Start DATASET EXTRACT

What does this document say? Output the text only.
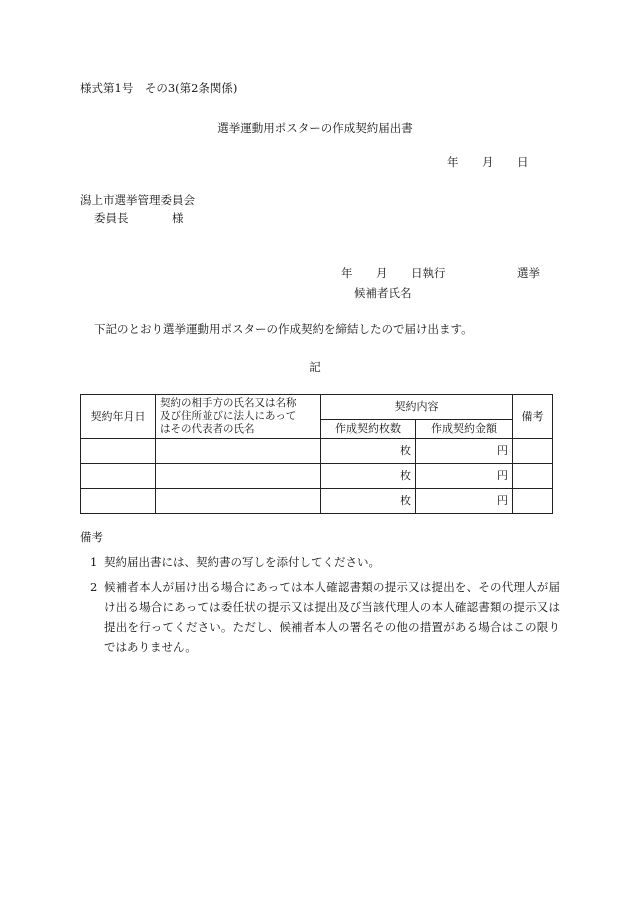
様式第1号　その3(第2条関係)
選挙運動用ポスターの作成契約届出書
年 月 日
潟上市選挙管理委員会
委員長	様
年 月 日執行	選挙
候補者氏名
下記のとおり選挙運動用ポスターの作成契約を締結したので届け出ます。
記
契約年月日	契約の相手方の氏名又は名称
及び住所並びに法人にあって
はその代表者の氏名	契約内容		備考
		作成契約枚数	作成契約金額	
		枚	円	
		枚	円	
		枚	円	
備考
1 契約届出書には、契約書の写しを添付してください。
2 候補者本人が届け出る場合にあっては本人確認書類の提示又は提出を、その代理人が届け出る場合にあっては委任状の提示又は提出及び当該代理人の本人確認書類の提示又は提出を行ってください。ただし、候補者本人の署名その他の措置がある場合はこの限りではありません。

End DATASET EXTRACT

## INSTRUCTIONS FOR THE TASK
Print the listing above in full, exactly as written. Omit any pictures.

## WORKED SOLUTION
What does this document say? Output the text only.
様式第1号　その3(第2条関係)
選挙運動用ポスターの作成契約届出書
年 月 日
潟上市選挙管理委員会
委員長	様
年 月 日執行	選挙
候補者氏名
下記のとおり選挙運動用ポスターの作成契約を締結したので届け出ます。
記
契約年月日	契約の相手方の氏名又は名称
及び住所並びに法人にあって
はその代表者の氏名	契約内容		備考
		作成契約枚数	作成契約金額	
		枚	円	
		枚	円	
		枚	円	
備考
1 契約届出書には、契約書の写しを添付してください。
2 候補者本人が届け出る場合にあっては本人確認書類の提示又は提出を、その代理人が届け出る場合にあっては委任状の提示又は提出及び当該代理人の本人確認書類の提示又は提出を行ってください。ただし、候補者本人の署名その他の措置がある場合はこの限りではありません。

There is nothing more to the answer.